(Task brief):
Pick out each line containing the string "data".
%%
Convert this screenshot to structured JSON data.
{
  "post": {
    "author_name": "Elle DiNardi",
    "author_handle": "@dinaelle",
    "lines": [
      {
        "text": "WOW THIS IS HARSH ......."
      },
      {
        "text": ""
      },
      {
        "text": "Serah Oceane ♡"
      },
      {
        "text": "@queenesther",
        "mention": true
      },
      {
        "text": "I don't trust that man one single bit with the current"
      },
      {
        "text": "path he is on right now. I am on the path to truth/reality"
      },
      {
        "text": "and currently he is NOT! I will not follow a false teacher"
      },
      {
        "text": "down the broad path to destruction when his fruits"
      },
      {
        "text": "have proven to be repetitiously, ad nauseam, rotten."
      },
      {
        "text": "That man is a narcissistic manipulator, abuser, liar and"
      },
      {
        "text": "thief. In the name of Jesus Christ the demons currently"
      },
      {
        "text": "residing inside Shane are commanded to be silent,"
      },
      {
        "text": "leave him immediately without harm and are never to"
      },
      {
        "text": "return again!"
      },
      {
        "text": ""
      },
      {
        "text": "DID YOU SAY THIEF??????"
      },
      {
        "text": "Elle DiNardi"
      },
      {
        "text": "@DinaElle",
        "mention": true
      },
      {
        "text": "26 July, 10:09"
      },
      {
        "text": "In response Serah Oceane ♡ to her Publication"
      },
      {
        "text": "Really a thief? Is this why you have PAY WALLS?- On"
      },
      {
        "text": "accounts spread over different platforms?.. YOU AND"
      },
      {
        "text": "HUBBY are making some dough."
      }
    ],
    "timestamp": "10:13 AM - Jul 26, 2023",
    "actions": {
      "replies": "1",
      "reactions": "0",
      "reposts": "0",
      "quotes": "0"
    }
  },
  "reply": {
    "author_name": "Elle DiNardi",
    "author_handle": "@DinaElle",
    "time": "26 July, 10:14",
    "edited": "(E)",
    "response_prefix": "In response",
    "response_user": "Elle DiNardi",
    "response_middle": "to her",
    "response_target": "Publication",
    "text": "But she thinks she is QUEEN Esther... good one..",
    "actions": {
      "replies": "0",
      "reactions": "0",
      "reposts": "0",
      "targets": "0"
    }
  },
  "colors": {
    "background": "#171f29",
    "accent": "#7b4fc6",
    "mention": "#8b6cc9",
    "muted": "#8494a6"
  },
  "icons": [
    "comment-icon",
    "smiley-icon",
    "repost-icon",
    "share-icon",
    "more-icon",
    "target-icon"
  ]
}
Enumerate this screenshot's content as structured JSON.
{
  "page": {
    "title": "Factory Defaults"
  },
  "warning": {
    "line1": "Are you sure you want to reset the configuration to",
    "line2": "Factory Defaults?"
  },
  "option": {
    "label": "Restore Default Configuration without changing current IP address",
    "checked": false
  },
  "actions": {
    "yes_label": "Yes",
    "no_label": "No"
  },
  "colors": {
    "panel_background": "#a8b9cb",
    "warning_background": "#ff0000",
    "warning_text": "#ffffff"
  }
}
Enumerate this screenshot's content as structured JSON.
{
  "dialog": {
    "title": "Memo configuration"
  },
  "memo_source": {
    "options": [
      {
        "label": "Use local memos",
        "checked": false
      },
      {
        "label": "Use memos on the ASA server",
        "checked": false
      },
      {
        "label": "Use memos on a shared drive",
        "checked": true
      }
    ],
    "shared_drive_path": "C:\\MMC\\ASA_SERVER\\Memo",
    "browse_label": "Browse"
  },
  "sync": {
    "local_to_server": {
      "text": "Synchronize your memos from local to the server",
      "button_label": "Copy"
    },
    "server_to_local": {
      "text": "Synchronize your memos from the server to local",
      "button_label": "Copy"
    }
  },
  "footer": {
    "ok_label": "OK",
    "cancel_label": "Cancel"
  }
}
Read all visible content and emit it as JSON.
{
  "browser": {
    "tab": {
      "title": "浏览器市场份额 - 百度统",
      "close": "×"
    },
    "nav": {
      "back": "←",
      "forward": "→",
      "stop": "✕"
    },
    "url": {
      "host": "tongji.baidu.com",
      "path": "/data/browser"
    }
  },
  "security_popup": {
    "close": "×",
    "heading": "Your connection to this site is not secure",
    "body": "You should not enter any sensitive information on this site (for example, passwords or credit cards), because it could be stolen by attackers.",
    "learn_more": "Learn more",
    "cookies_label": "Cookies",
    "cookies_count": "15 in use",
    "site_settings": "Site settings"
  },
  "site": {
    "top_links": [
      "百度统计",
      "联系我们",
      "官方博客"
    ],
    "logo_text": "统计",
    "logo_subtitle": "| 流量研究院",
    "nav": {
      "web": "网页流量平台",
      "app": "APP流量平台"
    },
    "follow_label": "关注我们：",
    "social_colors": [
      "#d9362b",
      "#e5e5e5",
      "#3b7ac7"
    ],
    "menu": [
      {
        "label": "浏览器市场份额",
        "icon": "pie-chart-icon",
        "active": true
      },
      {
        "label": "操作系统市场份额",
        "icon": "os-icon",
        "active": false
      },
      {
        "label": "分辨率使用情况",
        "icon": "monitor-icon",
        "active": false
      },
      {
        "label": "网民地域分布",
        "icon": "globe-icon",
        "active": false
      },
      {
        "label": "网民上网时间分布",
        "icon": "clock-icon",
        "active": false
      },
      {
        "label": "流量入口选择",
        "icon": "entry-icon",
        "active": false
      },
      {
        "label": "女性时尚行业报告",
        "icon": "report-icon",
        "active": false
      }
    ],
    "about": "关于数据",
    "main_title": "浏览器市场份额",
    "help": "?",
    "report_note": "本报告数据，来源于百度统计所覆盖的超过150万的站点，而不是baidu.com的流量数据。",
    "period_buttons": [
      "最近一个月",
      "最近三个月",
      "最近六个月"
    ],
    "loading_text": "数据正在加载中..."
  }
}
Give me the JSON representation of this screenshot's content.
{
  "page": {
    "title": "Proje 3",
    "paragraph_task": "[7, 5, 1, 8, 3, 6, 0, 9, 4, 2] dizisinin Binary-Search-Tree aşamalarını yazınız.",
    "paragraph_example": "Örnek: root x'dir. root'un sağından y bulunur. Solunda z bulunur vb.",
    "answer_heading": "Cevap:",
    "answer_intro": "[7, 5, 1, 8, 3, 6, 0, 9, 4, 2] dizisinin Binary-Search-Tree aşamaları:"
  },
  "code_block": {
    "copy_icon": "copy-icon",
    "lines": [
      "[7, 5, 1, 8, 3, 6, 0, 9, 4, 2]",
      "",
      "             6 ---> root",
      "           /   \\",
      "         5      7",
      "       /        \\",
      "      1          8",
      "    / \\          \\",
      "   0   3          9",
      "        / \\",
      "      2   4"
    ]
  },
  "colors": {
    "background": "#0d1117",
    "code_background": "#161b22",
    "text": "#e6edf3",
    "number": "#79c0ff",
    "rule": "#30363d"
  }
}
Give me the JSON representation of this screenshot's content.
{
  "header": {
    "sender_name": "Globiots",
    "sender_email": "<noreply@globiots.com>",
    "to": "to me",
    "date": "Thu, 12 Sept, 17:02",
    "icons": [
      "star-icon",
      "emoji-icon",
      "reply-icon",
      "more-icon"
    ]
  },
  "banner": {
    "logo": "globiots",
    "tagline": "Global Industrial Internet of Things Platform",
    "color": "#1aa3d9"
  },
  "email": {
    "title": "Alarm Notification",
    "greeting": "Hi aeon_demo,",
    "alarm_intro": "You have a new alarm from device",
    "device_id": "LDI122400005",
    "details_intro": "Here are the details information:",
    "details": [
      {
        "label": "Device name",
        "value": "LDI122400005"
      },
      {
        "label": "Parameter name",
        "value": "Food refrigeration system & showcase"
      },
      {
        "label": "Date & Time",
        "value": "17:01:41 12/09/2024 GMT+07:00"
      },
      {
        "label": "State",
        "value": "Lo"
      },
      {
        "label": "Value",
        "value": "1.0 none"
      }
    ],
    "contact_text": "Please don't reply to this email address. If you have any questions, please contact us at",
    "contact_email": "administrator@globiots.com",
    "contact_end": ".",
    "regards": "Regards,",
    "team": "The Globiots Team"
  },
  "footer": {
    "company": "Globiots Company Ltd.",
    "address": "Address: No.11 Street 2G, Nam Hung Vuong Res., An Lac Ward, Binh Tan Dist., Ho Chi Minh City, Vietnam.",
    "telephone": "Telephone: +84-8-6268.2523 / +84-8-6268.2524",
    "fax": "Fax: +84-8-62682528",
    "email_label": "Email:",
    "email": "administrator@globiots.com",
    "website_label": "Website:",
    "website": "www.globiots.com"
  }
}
%%
(Worked answer):
Convert this screenshot to structured JSON data.
      "path": "/data/browser"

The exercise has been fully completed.